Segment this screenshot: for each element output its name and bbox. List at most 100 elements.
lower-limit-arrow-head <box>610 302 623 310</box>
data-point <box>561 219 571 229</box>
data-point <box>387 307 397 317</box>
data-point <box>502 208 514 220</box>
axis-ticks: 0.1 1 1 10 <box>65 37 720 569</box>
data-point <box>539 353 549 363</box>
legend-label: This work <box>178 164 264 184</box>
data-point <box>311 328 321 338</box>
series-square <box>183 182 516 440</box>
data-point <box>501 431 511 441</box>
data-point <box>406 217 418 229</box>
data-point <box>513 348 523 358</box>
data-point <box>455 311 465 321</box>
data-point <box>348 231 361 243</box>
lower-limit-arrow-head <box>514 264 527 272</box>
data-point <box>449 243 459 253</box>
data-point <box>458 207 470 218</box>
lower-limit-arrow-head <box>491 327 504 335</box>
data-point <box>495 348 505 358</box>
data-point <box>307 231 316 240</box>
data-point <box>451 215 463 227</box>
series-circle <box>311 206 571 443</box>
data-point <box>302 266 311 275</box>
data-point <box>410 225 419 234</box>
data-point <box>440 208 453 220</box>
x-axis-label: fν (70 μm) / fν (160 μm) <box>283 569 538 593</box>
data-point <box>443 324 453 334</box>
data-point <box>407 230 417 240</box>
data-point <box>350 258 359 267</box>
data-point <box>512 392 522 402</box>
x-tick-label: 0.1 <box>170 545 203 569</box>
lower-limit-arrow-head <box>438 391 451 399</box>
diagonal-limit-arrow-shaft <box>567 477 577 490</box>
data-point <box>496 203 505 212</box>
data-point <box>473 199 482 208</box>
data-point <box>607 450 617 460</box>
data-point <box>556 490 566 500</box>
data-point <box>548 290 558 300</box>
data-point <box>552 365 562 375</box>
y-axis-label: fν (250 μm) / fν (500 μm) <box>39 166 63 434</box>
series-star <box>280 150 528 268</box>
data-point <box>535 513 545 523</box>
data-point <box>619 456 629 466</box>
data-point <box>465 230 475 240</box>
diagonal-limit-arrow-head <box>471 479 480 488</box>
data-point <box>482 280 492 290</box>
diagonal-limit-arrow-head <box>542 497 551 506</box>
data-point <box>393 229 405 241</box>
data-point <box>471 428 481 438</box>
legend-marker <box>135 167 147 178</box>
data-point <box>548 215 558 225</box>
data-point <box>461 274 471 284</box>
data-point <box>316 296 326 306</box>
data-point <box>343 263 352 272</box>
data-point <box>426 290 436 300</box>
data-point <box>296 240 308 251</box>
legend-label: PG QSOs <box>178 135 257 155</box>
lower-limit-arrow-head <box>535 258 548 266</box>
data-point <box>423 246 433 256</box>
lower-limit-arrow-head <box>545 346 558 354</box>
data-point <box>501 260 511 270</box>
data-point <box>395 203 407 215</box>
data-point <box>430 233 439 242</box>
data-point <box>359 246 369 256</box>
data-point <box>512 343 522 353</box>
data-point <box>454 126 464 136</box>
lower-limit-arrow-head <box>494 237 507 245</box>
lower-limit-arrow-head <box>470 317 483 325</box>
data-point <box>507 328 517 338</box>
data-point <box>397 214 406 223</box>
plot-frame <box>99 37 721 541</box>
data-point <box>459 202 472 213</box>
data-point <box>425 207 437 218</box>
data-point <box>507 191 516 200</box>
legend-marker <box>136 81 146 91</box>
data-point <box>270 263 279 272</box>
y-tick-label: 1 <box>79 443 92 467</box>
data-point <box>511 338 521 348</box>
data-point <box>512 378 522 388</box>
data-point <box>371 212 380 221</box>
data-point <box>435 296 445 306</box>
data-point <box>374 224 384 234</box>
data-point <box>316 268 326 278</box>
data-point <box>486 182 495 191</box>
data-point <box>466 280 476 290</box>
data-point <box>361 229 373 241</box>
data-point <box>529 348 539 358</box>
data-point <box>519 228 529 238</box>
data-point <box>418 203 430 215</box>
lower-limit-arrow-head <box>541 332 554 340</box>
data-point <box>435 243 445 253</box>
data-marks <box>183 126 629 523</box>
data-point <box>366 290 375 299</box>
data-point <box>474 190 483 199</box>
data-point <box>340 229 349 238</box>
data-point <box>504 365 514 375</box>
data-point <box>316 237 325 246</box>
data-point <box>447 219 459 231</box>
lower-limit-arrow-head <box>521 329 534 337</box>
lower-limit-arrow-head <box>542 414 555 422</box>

**What is being asked:** Reproduce the material verbatim from its first line through the line containing "data-point <box>449 243 459 253</box>", both ends included.

**Answer to this exercise:**
Segment this screenshot: for each element output its name and bbox. List at most 100 elements.
lower-limit-arrow-head <box>610 302 623 310</box>
data-point <box>561 219 571 229</box>
data-point <box>387 307 397 317</box>
data-point <box>502 208 514 220</box>
axis-ticks: 0.1 1 1 10 <box>65 37 720 569</box>
data-point <box>539 353 549 363</box>
legend-label: This work <box>178 164 264 184</box>
data-point <box>311 328 321 338</box>
series-square <box>183 182 516 440</box>
data-point <box>501 431 511 441</box>
data-point <box>406 217 418 229</box>
data-point <box>513 348 523 358</box>
data-point <box>455 311 465 321</box>
data-point <box>348 231 361 243</box>
lower-limit-arrow-head <box>514 264 527 272</box>
data-point <box>449 243 459 253</box>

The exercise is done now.